**Provided data:**
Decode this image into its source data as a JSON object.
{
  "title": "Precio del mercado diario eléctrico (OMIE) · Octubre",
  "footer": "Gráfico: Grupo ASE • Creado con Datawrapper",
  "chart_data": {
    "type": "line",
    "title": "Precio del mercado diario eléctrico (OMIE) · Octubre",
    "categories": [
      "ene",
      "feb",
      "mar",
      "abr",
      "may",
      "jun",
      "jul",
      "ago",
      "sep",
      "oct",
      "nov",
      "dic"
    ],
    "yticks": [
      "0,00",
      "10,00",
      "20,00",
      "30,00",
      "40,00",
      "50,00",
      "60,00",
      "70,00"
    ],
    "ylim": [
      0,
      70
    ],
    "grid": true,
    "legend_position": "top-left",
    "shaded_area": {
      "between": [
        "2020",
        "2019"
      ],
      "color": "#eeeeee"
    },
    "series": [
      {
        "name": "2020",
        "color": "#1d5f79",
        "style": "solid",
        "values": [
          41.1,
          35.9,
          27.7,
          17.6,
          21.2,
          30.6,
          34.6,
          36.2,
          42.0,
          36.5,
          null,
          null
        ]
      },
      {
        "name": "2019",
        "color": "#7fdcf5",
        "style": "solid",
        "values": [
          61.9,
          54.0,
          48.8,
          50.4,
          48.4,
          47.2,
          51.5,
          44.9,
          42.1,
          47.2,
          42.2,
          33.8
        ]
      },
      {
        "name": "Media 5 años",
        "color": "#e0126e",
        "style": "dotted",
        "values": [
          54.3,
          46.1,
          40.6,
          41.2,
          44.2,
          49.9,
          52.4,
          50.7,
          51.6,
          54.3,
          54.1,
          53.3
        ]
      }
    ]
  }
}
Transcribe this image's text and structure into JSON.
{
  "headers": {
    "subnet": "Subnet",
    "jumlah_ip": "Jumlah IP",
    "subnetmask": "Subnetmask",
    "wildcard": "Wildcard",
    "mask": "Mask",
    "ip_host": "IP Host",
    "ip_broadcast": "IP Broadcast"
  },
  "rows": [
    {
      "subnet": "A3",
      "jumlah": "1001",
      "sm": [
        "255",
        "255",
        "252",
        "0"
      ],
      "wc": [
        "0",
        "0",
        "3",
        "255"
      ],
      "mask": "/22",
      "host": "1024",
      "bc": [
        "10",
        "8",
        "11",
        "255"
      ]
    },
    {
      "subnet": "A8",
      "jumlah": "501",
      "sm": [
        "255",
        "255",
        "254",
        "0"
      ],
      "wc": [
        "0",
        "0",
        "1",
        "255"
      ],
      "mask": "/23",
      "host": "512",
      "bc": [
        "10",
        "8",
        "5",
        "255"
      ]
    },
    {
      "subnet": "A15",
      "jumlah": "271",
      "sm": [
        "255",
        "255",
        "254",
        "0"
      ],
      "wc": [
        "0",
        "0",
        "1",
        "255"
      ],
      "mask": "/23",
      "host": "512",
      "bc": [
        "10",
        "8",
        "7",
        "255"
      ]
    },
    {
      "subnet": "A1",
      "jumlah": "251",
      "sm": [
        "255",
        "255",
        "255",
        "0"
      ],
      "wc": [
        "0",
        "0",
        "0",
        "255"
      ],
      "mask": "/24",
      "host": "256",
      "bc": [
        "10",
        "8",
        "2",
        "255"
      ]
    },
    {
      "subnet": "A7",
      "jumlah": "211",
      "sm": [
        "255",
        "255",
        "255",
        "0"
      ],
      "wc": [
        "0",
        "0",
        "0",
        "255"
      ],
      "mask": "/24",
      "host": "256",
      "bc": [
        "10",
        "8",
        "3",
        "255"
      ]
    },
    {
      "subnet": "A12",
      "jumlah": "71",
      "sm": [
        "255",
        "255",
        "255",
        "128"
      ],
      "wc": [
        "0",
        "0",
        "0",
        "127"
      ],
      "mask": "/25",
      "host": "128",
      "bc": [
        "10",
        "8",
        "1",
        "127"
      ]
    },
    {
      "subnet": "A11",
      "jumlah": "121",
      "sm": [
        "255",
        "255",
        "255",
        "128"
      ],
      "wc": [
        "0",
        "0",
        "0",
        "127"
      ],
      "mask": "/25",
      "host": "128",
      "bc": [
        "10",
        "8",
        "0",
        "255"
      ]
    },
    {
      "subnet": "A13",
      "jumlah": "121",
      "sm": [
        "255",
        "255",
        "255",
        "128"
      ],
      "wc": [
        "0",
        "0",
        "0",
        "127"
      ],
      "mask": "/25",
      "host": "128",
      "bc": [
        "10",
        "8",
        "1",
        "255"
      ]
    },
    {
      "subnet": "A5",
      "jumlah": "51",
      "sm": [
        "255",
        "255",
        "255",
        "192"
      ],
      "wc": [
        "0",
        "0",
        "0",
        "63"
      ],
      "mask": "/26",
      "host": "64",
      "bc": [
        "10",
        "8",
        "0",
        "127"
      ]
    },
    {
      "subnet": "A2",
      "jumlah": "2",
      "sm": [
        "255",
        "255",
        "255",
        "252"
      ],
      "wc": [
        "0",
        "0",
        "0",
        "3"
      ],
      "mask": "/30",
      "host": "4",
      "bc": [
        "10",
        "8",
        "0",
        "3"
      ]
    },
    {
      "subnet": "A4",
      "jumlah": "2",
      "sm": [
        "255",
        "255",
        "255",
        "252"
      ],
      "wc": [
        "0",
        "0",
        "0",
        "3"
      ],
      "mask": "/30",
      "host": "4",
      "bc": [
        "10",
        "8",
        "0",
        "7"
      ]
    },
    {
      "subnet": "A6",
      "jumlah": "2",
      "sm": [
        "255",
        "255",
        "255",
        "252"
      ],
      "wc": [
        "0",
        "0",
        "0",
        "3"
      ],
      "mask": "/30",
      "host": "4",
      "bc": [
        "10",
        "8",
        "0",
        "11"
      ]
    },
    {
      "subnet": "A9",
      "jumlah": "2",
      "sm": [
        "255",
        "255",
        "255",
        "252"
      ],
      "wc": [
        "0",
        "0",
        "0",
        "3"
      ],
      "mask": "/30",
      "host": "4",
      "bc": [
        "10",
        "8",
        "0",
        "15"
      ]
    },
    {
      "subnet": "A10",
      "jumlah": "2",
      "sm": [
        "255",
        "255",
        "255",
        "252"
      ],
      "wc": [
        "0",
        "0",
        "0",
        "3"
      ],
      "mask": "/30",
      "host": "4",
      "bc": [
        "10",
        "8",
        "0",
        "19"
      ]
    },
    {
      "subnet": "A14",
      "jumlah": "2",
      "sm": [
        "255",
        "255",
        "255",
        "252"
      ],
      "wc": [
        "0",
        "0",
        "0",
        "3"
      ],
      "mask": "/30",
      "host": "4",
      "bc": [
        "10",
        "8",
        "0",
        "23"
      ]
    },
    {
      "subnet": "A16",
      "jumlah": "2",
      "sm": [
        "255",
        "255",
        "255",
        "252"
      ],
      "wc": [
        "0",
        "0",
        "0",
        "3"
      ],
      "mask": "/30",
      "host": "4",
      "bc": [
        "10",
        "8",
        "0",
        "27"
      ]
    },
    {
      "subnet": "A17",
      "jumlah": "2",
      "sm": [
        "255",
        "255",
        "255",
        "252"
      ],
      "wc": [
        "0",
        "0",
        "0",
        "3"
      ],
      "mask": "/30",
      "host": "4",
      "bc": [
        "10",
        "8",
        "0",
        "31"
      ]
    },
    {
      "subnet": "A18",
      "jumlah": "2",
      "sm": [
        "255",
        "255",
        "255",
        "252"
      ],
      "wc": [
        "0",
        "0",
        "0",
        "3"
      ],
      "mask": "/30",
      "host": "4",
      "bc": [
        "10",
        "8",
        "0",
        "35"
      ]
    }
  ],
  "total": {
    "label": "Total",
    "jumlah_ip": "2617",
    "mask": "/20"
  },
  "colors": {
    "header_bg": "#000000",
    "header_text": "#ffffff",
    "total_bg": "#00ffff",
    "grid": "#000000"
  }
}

**Exercise prompt:**
Every line that holds the word "Octubre" should be extracted.

**The result:**
  "title": "Precio del mercado diario eléctrico (OMIE) · Octubre",
    "title": "Precio del mercado diario eléctrico (OMIE) · Octubre",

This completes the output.